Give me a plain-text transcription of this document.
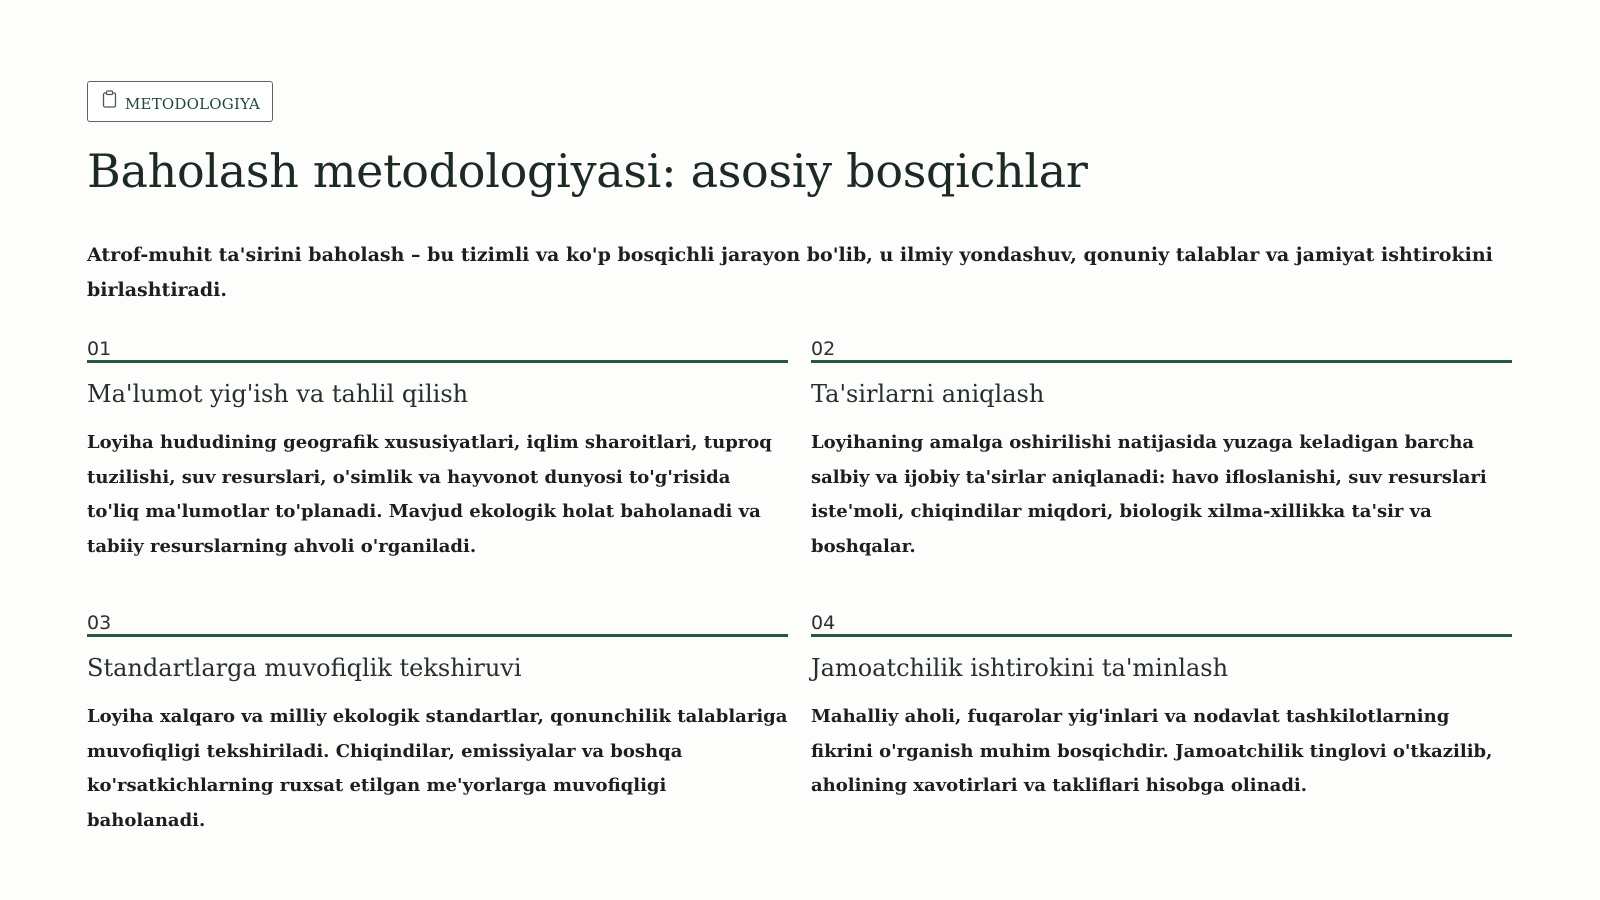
METODOLOGIYA
Baholash metodologiyasi: asosiy bosqichlar

Atrof-muhit ta'sirini baholash – bu tizimli va ko'p bosqichli jarayon bo'lib, u ilmiy yondashuv, qonuniy talablar va jamiyat ishtirokini birlashtiradi.

01
Ma'lumot yig'ish va tahlil qilish
Loyiha hududining geografik xususiyatlari, iqlim sharoitlari, tuproq tuzilishi, suv resurslari, o'simlik va hayvonot dunyosi to'g'risida to'liq ma'lumotlar to'planadi. Mavjud ekologik holat baholanadi va tabiiy resurslarning ahvoli o'rganiladi.
02
Ta'sirlarni aniqlash
Loyihaning amalga oshirilishi natijasida yuzaga keladigan barcha salbiy va ijobiy ta'sirlar aniqlanadi: havo ifloslanishi, suv resurslari iste'moli, chiqindilar miqdori, biologik xilma-xillikka ta'sir va boshqalar.
03
Standartlarga muvofiqlik tekshiruvi
Loyiha xalqaro va milliy ekologik standartlar, qonunchilik talablariga muvofiqligi tekshiriladi. Chiqindilar, emissiyalar va boshqa ko'rsatkichlarning ruxsat etilgan me'yorlarga muvofiqligi baholanadi.
04
Jamoatchilik ishtirokini ta'minlash
Mahalliy aholi, fuqarolar yig'inlari va nodavlat tashkilotlarning fikrini o'rganish muhim bosqichdir. Jamoatchilik tinglovi o'tkazilib, aholining xavotirlari va takliflari hisobga olinadi.
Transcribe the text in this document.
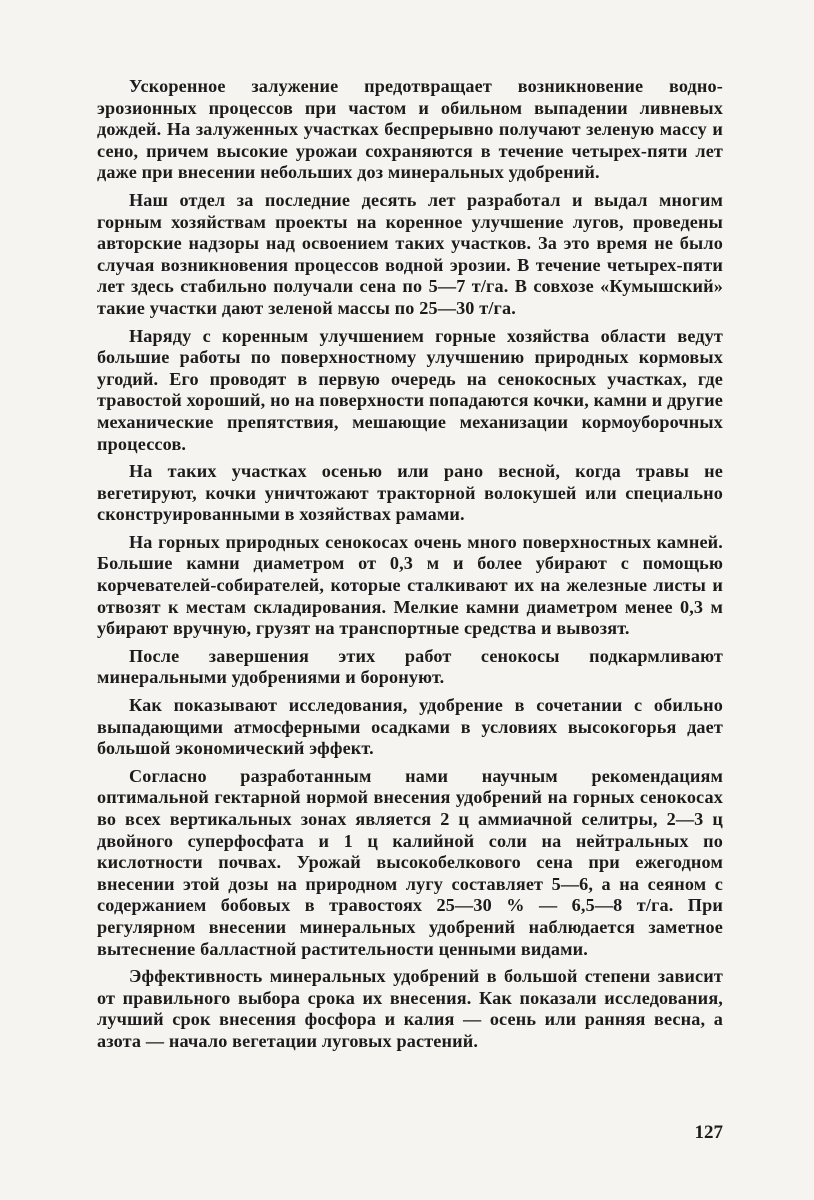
Ускоренное залужение предотвращает возникновение водно-эрозионных процессов при частом и обильном выпадении ливневых дождей. На залуженных участках беспрерывно получают зеленую массу и сено, причем высокие урожаи сохраняются в течение четырех-пяти лет даже при внесении небольших доз минеральных удобрений.

Наш отдел за последние десять лет разработал и выдал многим горным хозяйствам проекты на коренное улучшение лугов, проведены авторские надзоры над освоением таких участков. За это время не было случая возникновения процессов водной эрозии. В течение четырех-пяти лет здесь стабильно получали сена по 5—7 т/га. В совхозе «Кумышский» такие участки дают зеленой массы по 25—30 т/га.

Наряду с коренным улучшением горные хозяйства области ведут большие работы по поверхностному улучшению природных кормовых угодий. Его проводят в первую очередь на сенокосных участках, где травостой хороший, но на поверхности попадаются кочки, камни и другие механические препятствия, мешающие механизации кормоуборочных процессов.

На таких участках осенью или рано весной, когда травы не вегетируют, кочки уничтожают тракторной волокушей или специально сконструированными в хозяйствах рамами.

На горных природных сенокосах очень много поверхностных камней. Большие камни диаметром от 0,3 м и более убирают с помощью корчевателей-собирателей, которые сталкивают их на железные листы и отвозят к местам складирования. Мелкие камни диаметром менее 0,3 м убирают вручную, грузят на транспортные средства и вывозят.

После завершения этих работ сенокосы подкармливают минеральными удобрениями и боронуют.

Как показывают исследования, удобрение в сочетании с обильно выпадающими атмосферными осадками в условиях высокогорья дает большой экономический эффект.

Согласно разработанным нами научным рекомендациям оптимальной гектарной нормой внесения удобрений на горных сенокосах во всех вертикальных зонах является 2 ц аммиачной селитры, 2—3 ц двойного суперфосфата и 1 ц калийной соли на нейтральных по кислотности почвах. Урожай высокобелкового сена при ежегодном внесении этой дозы на природном лугу составляет 5—6, а на сеяном с содержанием бобовых в травостоях 25—30 % — 6,5—8 т/га. При регулярном внесении минеральных удобрений наблюдается заметное вытеснение балластной растительности ценными видами.

Эффективность минеральных удобрений в большой степени зависит от правильного выбора срока их внесения. Как показали исследования, лучший срок внесения фосфора и калия — осень или ранняя весна, а азота — начало вегетации луговых растений.

127
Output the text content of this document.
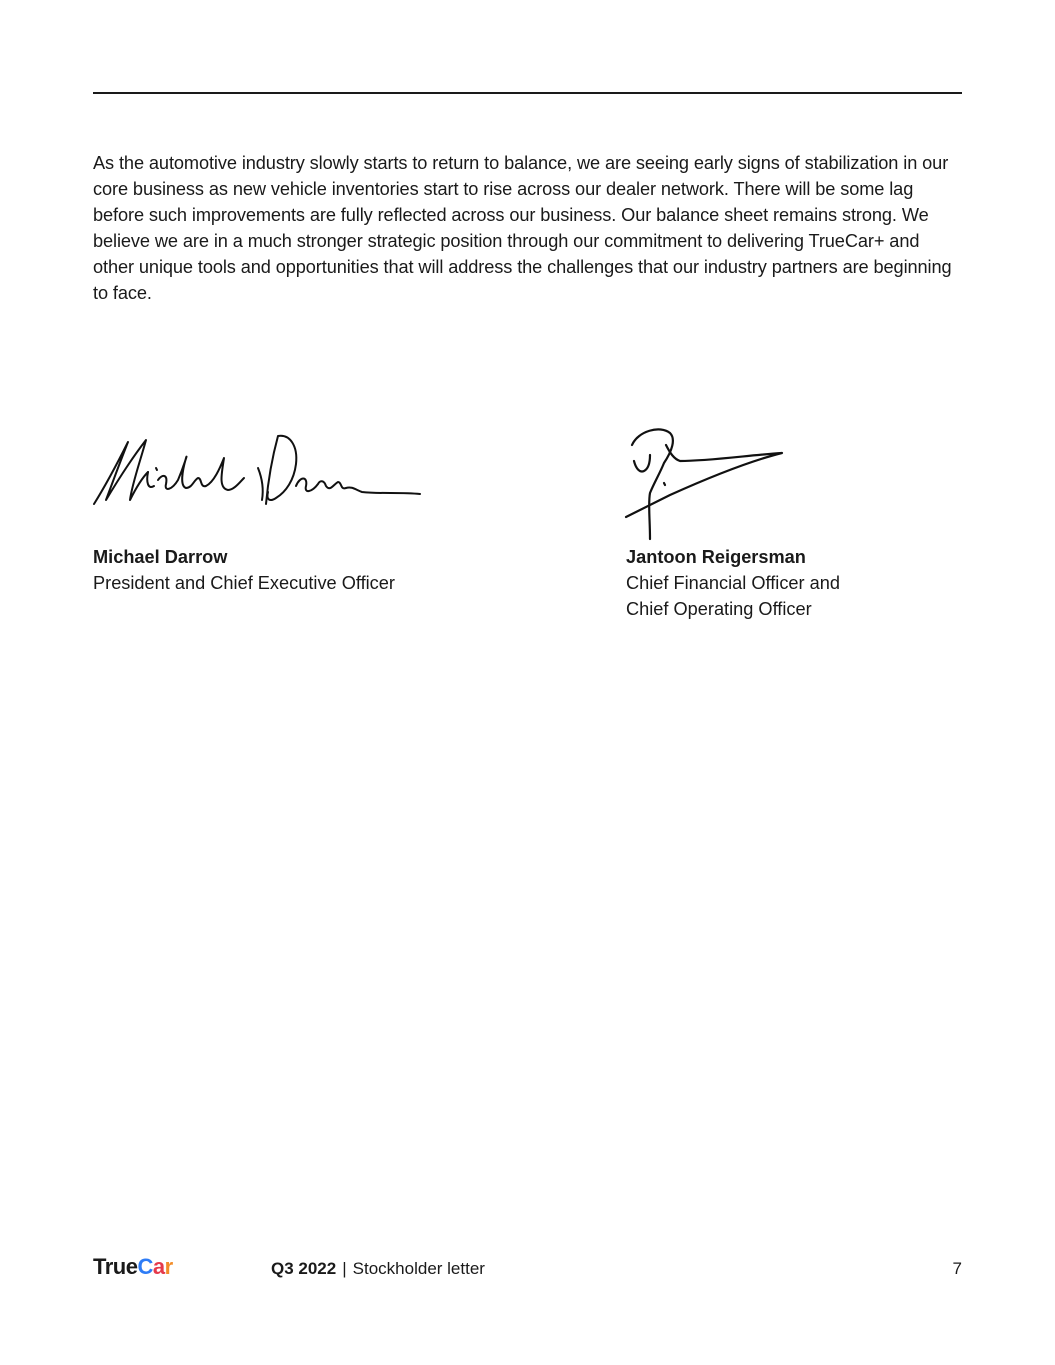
As the automotive industry slowly starts to return to balance, we are seeing early signs of stabilization in our core business as new vehicle inventories start to rise across our dealer network. There will be some lag before such improvements are fully reflected across our business. Our balance sheet remains strong. We believe we are in a much stronger strategic position through our commitment to delivering TrueCar+ and other unique tools and opportunities that will address the challenges that our industry partners are beginning to face.

Michael Darrow
President and Chief Executive Officer
Jantoon Reigersman
Chief Financial Officer and
Chief Operating Officer
TrueCar	Q3 2022 | Stockholder letter	7
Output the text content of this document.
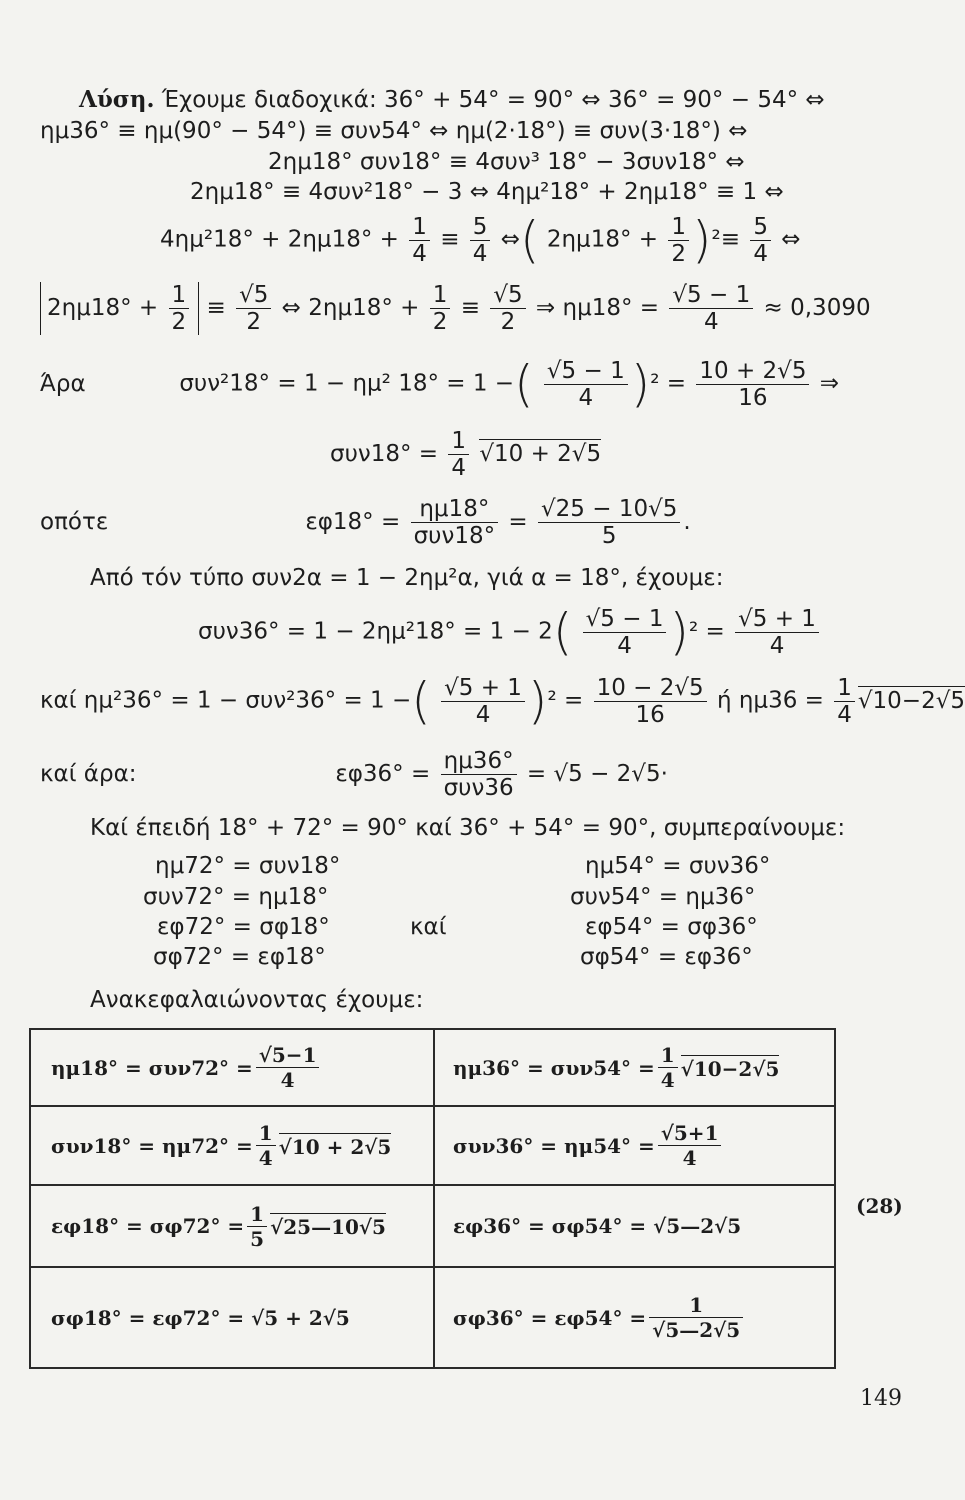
Λύση. Έχουμε διαδοχικά: 36° + 54° = 90° ⇔ 36° = 90° − 54° ⇔
ημ36° ≡ ημ(90° − 54°) ≡ συν54° ⇔ ημ(2·18°) ≡ συν(3·18°) ⇔
2ημ18° συν18° ≡ 4συν³ 18° − 3συν18° ⇔
2ημ18° ≡ 4συν²18° − 3 ⇔ 4ημ²18° + 2ημ18° ≡ 1 ⇔
$4\eta\mu^218^\circ + 2\eta\mu 18^\circ + \frac{1}{4} \equiv \frac{5}{4}$ ⇔( $2\eta\mu 18^\circ + \frac{1}{2} )^2\equiv \frac{5}{4}$ ⇔
$2\eta\mu 18^\circ + \frac{1}{2} \equiv \frac{√5}{2}$ ⇔ $2\eta\mu 18^\circ + \frac{1}{2} \equiv \frac{√5}{2}$ ⇒ $\eta\mu 18^\circ = \frac{√5 - 1}{4} \approx 0,3090$
Άρα	συν²18° = 1 − ημ² 18° = 1 −( $\frac{√5 - 1}{4} )^2 = \frac{10 + 2√5}{16}$ ⇒
$\sigma\upsilon\nu 18^\circ = \frac{1}{4} √10 + 2√5$
οπότε	εφ18° = ημ18°
συν18°
= $\frac{√25 - 10√5}{5}$ .
Από τόν τύπο συν2α = 1 − 2ημ²α, γιά α = 18°, έχουμε:
$\sigma\upsilon\nu 36^\circ = 1 - 2\eta\mu^218^\circ = 1 - 2( \frac{√5 - 1}{4} )^2 = \frac{√5 + 1}{4}$
καί ημ²36° = 1 − συν²36° = 1 −( $\frac{√5 + 1}{4} )^2 = \frac{10 - 2√5}{16}$ ή $\eta\mu 36 = \frac{1}{4} √10-2√5$
καί άρα:	εφ36° = ημ36°
συν36
= √5 − 2√5·
Καί έπειδή 18° + 72° = 90° καί 36° + 54° = 90°, συμπεραίνουμε:
ημ72° = συν18°
συν72° = ημ18°
εφ72° = σφ18°
σφ72° = εφ18°
καί
ημ54° = συν36°
συν54° = ημ36°
εφ54° = σφ36°
σφ54° = εφ36°
Ανακεφαλαιώνοντας έχουμε:
$\eta\mu 18^\circ = \sigma\upsilon\nu 72^\circ = \frac{√5-1}{4}$	$\eta\mu 36^\circ = \sigma\upsilon\nu 54^\circ = \frac{1}{4} √10-2√5$
$\sigma\upsilon\nu 18^\circ = \eta\mu 72^\circ = \frac{1}{4} √10 + 2√5$	$\sigma\upsilon\nu 36^\circ = \eta\mu 54^\circ = \frac{√5+1}{4}$
$\varepsilon\varphi 18^\circ = \sigma\varphi 72^\circ = \frac{1}{5}$ √25—10√5	εφ36° = σφ54° = √5—2√5
σφ18° = εφ72° = √5 + 2√5	$\sigma\varphi 36^\circ = \varepsilon\varphi 54^\circ = \frac{1}{√5—2√5}$
(28)
149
================================
**Task goal:** Take the entries shown above and quote them verbatim, passing over the pictures.

**Response to this task:**
Give me a plain-text transcription of this document.
METODOLOGIYA
Baholash metodologiyasi: asosiy bosqichlar

Atrof-muhit ta'sirini baholash – bu tizimli va ko'p bosqichli jarayon bo'lib, u ilmiy yondashuv, qonuniy talablar va jamiyat ishtirokini birlashtiradi.

01
Ma'lumot yig'ish va tahlil qilish
Loyiha hududining geografik xususiyatlari, iqlim sharoitlari, tuproq tuzilishi, suv resurslari, o'simlik va hayvonot dunyosi to'g'risida to'liq ma'lumotlar to'planadi. Mavjud ekologik holat baholanadi va tabiiy resurslarning ahvoli o'rganiladi.
02
Ta'sirlarni aniqlash
Loyihaning amalga oshirilishi natijasida yuzaga keladigan barcha salbiy va ijobiy ta'sirlar aniqlanadi: havo ifloslanishi, suv resurslari iste'moli, chiqindilar miqdori, biologik xilma-xillikka ta'sir va boshqalar.
03
Standartlarga muvofiqlik tekshiruvi
Loyiha xalqaro va milliy ekologik standartlar, qonunchilik talablariga muvofiqligi tekshiriladi. Chiqindilar, emissiyalar va boshqa ko'rsatkichlarning ruxsat etilgan me'yorlarga muvofiqligi baholanadi.
04
Jamoatchilik ishtirokini ta'minlash
Mahalliy aholi, fuqarolar yig'inlari va nodavlat tashkilotlarning fikrini o'rganish muhim bosqichdir. Jamoatchilik tinglovi o'tkazilib, aholining xavotirlari va takliflari hisobga olinadi.
Transcribe the text in this document.
Ускоренное залужение предотвращает возникновение водно-эрозионных процессов при частом и обильном выпадении ливневых дождей. На залуженных участках беспрерывно получают зеленую массу и сено, причем высокие урожаи сохраняются в течение четырех-пяти лет даже при внесении небольших доз минеральных удобрений.

Наш отдел за последние десять лет разработал и выдал многим горным хозяйствам проекты на коренное улучшение лугов, проведены авторские надзоры над освоением таких участков. За это время не было случая возникновения процессов водной эрозии. В течение четырех-пяти лет здесь стабильно получали сена по 5—7 т/га. В совхозе «Кумышский» такие участки дают зеленой массы по 25—30 т/га.

Наряду с коренным улучшением горные хозяйства области ведут большие работы по поверхностному улучшению природных кормовых угодий. Его проводят в первую очередь на сенокосных участках, где травостой хороший, но на поверхности попадаются кочки, камни и другие механические препятствия, мешающие механизации кормоуборочных процессов.

На таких участках осенью или рано весной, когда травы не вегетируют, кочки уничтожают тракторной волокушей или специально сконструированными в хозяйствах рамами.

На горных природных сенокосах очень много поверхностных камней. Большие камни диаметром от 0,3 м и более убирают с помощью корчевателей-собирателей, которые сталкивают их на железные листы и отвозят к местам складирования. Мелкие камни диаметром менее 0,3 м убирают вручную, грузят на транспортные средства и вывозят.

После завершения этих работ сенокосы подкармливают минеральными удобрениями и боронуют.

Как показывают исследования, удобрение в сочетании с обильно выпадающими атмосферными осадками в условиях высокогорья дает большой экономический эффект.

Согласно разработанным нами научным рекомендациям оптимальной гектарной нормой внесения удобрений на горных сенокосах во всех вертикальных зонах является 2 ц аммиачной селитры, 2—3 ц двойного суперфосфата и 1 ц калийной соли на нейтральных по кислотности почвах. Урожай высокобелкового сена при ежегодном внесении этой дозы на природном лугу составляет 5—6, а на сеяном с содержанием бобовых в травостоях 25—30 % — 6,5—8 т/га. При регулярном внесении минеральных удобрений наблюдается заметное вытеснение балластной растительности ценными видами.

Эффективность минеральных удобрений в большой степени зависит от правильного выбора срока их внесения. Как показали исследования, лучший срок внесения фосфора и калия — осень или ранняя весна, а азота — начало вегетации луговых растений.

127
Output the text content of this document.
As the automotive industry slowly starts to return to balance, we are seeing early signs of stabilization in our core business as new vehicle inventories start to rise across our dealer network. There will be some lag before such improvements are fully reflected across our business. Our balance sheet remains strong. We believe we are in a much stronger strategic position through our commitment to delivering TrueCar+ and other unique tools and opportunities that will address the challenges that our industry partners are beginning to face.

Michael Darrow
President and Chief Executive Officer
Jantoon Reigersman
Chief Financial Officer and
Chief Operating Officer
TrueCar	Q3 2022 | Stockholder letter	7
Output the text content of this document.
Λύση. Έχουμε διαδοχικά: 36° + 54° = 90° ⇔ 36° = 90° − 54° ⇔
ημ36° ≡ ημ(90° − 54°) ≡ συν54° ⇔ ημ(2·18°) ≡ συν(3·18°) ⇔
2ημ18° συν18° ≡ 4συν³ 18° − 3συν18° ⇔
2ημ18° ≡ 4συν²18° − 3 ⇔ 4ημ²18° + 2ημ18° ≡ 1 ⇔
$4\eta\mu^218^\circ + 2\eta\mu 18^\circ + \frac{1}{4} \equiv \frac{5}{4}$ ⇔( $2\eta\mu 18^\circ + \frac{1}{2} )^2\equiv \frac{5}{4}$ ⇔
$2\eta\mu 18^\circ + \frac{1}{2} \equiv \frac{√5}{2}$ ⇔ $2\eta\mu 18^\circ + \frac{1}{2} \equiv \frac{√5}{2}$ ⇒ $\eta\mu 18^\circ = \frac{√5 - 1}{4} \approx 0,3090$
Άρα	συν²18° = 1 − ημ² 18° = 1 −( $\frac{√5 - 1}{4} )^2 = \frac{10 + 2√5}{16}$ ⇒
$\sigma\upsilon\nu 18^\circ = \frac{1}{4} √10 + 2√5$
οπότε	εφ18° = ημ18°
συν18°
= $\frac{√25 - 10√5}{5}$ .
Από τόν τύπο συν2α = 1 − 2ημ²α, γιά α = 18°, έχουμε:
$\sigma\upsilon\nu 36^\circ = 1 - 2\eta\mu^218^\circ = 1 - 2( \frac{√5 - 1}{4} )^2 = \frac{√5 + 1}{4}$
καί ημ²36° = 1 − συν²36° = 1 −( $\frac{√5 + 1}{4} )^2 = \frac{10 - 2√5}{16}$ ή $\eta\mu 36 = \frac{1}{4} √10-2√5$
καί άρα:	εφ36° = ημ36°
συν36
= √5 − 2√5·
Καί έπειδή 18° + 72° = 90° καί 36° + 54° = 90°, συμπεραίνουμε:
ημ72° = συν18°
συν72° = ημ18°
εφ72° = σφ18°
σφ72° = εφ18°
καί
ημ54° = συν36°
συν54° = ημ36°
εφ54° = σφ36°
σφ54° = εφ36°
Ανακεφαλαιώνοντας έχουμε:
$\eta\mu 18^\circ = \sigma\upsilon\nu 72^\circ = \frac{√5-1}{4}$	$\eta\mu 36^\circ = \sigma\upsilon\nu 54^\circ = \frac{1}{4} √10-2√5$
$\sigma\upsilon\nu 18^\circ = \eta\mu 72^\circ = \frac{1}{4} √10 + 2√5$	$\sigma\upsilon\nu 36^\circ = \eta\mu 54^\circ = \frac{√5+1}{4}$
$\varepsilon\varphi 18^\circ = \sigma\varphi 72^\circ = \frac{1}{5}$ √25—10√5	εφ36° = σφ54° = √5—2√5
σφ18° = εφ72° = √5 + 2√5	$\sigma\varphi 36^\circ = \varepsilon\varphi 54^\circ = \frac{1}{√5—2√5}$
(28)
149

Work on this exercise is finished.